(Collection entries)
==================================================

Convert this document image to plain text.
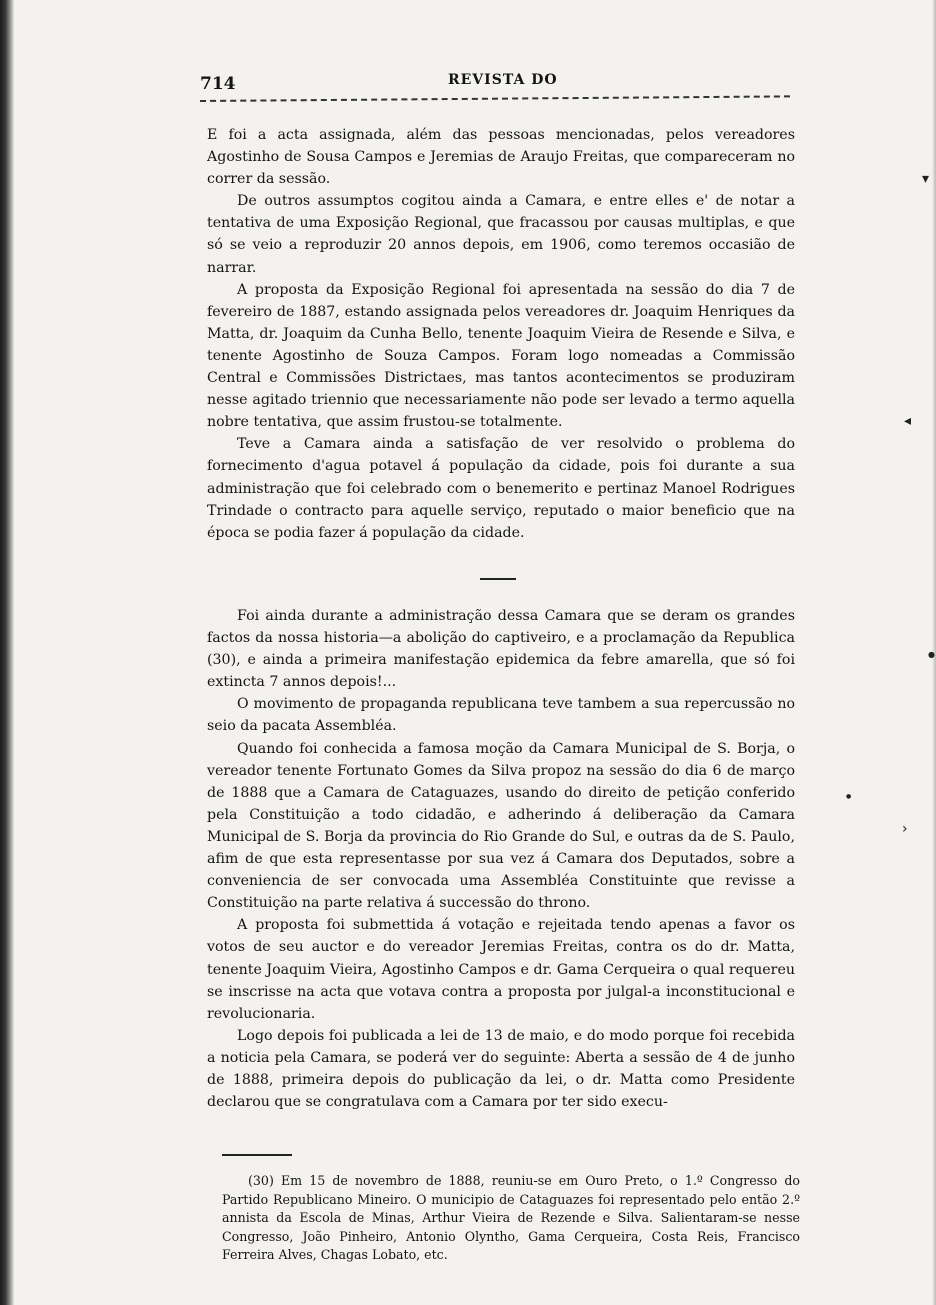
714	REVISTA DO

E foi a acta assignada, além das pessoas mencionadas, pelos vereadores Agostinho de Sousa Campos e Jeremias de Araujo Freitas, que compareceram no correr da sessão.

De outros assumptos cogitou ainda a Camara, e entre elles e' de notar a tentativa de uma Exposição Regional, que fracassou por causas multiplas, e que só se veio a reproduzir 20 annos depois, em 1906, como teremos occasião de narrar.

A proposta da Exposição Regional foi apresentada na sessão do dia 7 de fevereiro de 1887, estando assignada pelos vereadores dr. Joaquim Henriques da Matta, dr. Joaquim da Cunha Bello, tenente Joaquim Vieira de Resende e Silva, e tenente Agostinho de Souza Campos. Foram logo nomeadas a Commissão Central e Commissões Districtaes, mas tantos acontecimentos se produziram nesse agitado triennio que necessariamente não pode ser levado a termo aquella nobre tentativa, que assim frustou-se totalmente.

Teve a Camara ainda a satisfação de ver resolvido o problema do fornecimento d'agua potavel á população da cidade, pois foi durante a sua administração que foi celebrado com o benemerito e pertinaz Manoel Rodrigues Trindade o contracto para aquelle serviço, reputado o maior beneficio que na época se podia fazer á população da cidade.

Foi ainda durante a administração dessa Camara que se deram os grandes factos da nossa historia—a abolição do captiveiro, e a proclamação da Republica (30), e ainda a primeira manifestação epidemica da febre amarella, que só foi extincta 7 annos depois!...

O movimento de propaganda republicana teve tambem a sua repercussão no seio da pacata Assembléa.

Quando foi conhecida a famosa moção da Camara Municipal de S. Borja, o vereador tenente Fortunato Gomes da Silva propoz na sessão do dia 6 de março de 1888 que a Camara de Cataguazes, usando do direito de petição conferido pela Constituição a todo cidadão, e adherindo á deliberação da Camara Municipal de S. Borja da provincia do Rio Grande do Sul, e outras da de S. Paulo, afim de que esta representasse por sua vez á Camara dos Deputados, sobre a conveniencia de ser convocada uma Assembléa Constituinte que revisse a Constituição na parte relativa á successão do throno.

A proposta foi submettida á votação e rejeitada tendo apenas a favor os votos de seu auctor e do vereador Jeremias Freitas, contra os do dr. Matta, tenente Joaquim Vieira, Agostinho Campos e dr. Gama Cerqueira o qual requereu se inscrisse na acta que votava contra a proposta por julgal-a inconstitucional e revolucionaria.

Logo depois foi publicada a lei de 13 de maio, e do modo porque foi recebida a noticia pela Camara, se poderá ver do seguinte: Aberta a sessão de 4 de junho de 1888, primeira depois do publicação da lei, o dr. Matta como Presidente declarou que se congratulava com a Camara por ter sido execu-

(30) Em 15 de novembro de 1888, reuniu-se em Ouro Preto, o 1.º Congresso do Partido Republicano Mineiro. O municipio de Cataguazes foi representado pelo então 2.º annista da Escola de Minas, Arthur Vieira de Rezende e Silva. Salientaram-se nesse Congresso, João Pinheiro, Antonio Olyntho, Gama Cerqueira, Costa Reis, Francisco Ferreira Alves, Chagas Lobato, etc.

▾
◂
●
●
›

==================================================

# Task goal
Strip the images and reproduce the remaining records precisely.

# Output below
Convert this document image to plain text.
714	REVISTA DO

E foi a acta assignada, além das pessoas mencionadas, pelos vereadores Agostinho de Sousa Campos e Jeremias de Araujo Freitas, que compareceram no correr da sessão.

De outros assumptos cogitou ainda a Camara, e entre elles e' de notar a tentativa de uma Exposição Regional, que fracassou por causas multiplas, e que só se veio a reproduzir 20 annos depois, em 1906, como teremos occasião de narrar.

A proposta da Exposição Regional foi apresentada na sessão do dia 7 de fevereiro de 1887, estando assignada pelos vereadores dr. Joaquim Henriques da Matta, dr. Joaquim da Cunha Bello, tenente Joaquim Vieira de Resende e Silva, e tenente Agostinho de Souza Campos. Foram logo nomeadas a Commissão Central e Commissões Districtaes, mas tantos acontecimentos se produziram nesse agitado triennio que necessariamente não pode ser levado a termo aquella nobre tentativa, que assim frustou-se totalmente.

Teve a Camara ainda a satisfação de ver resolvido o problema do fornecimento d'agua potavel á população da cidade, pois foi durante a sua administração que foi celebrado com o benemerito e pertinaz Manoel Rodrigues Trindade o contracto para aquelle serviço, reputado o maior beneficio que na época se podia fazer á população da cidade.

Foi ainda durante a administração dessa Camara que se deram os grandes factos da nossa historia—a abolição do captiveiro, e a proclamação da Republica (30), e ainda a primeira manifestação epidemica da febre amarella, que só foi extincta 7 annos depois!...

O movimento de propaganda republicana teve tambem a sua repercussão no seio da pacata Assembléa.

Quando foi conhecida a famosa moção da Camara Municipal de S. Borja, o vereador tenente Fortunato Gomes da Silva propoz na sessão do dia 6 de março de 1888 que a Camara de Cataguazes, usando do direito de petição conferido pela Constituição a todo cidadão, e adherindo á deliberação da Camara Municipal de S. Borja da provincia do Rio Grande do Sul, e outras da de S. Paulo, afim de que esta representasse por sua vez á Camara dos Deputados, sobre a conveniencia de ser convocada uma Assembléa Constituinte que revisse a Constituição na parte relativa á successão do throno.

A proposta foi submettida á votação e rejeitada tendo apenas a favor os votos de seu auctor e do vereador Jeremias Freitas, contra os do dr. Matta, tenente Joaquim Vieira, Agostinho Campos e dr. Gama Cerqueira o qual requereu se inscrisse na acta que votava contra a proposta por julgal-a inconstitucional e revolucionaria.

Logo depois foi publicada a lei de 13 de maio, e do modo porque foi recebida a noticia pela Camara, se poderá ver do seguinte: Aberta a sessão de 4 de junho de 1888, primeira depois do publicação da lei, o dr. Matta como Presidente declarou que se congratulava com a Camara por ter sido execu-

(30) Em 15 de novembro de 1888, reuniu-se em Ouro Preto, o 1.º Congresso do Partido Republicano Mineiro. O municipio de Cataguazes foi representado pelo então 2.º annista da Escola de Minas, Arthur Vieira de Rezende e Silva. Salientaram-se nesse Congresso, João Pinheiro, Antonio Olyntho, Gama Cerqueira, Costa Reis, Francisco Ferreira Alves, Chagas Lobato, etc.

▾
◂
●
●
›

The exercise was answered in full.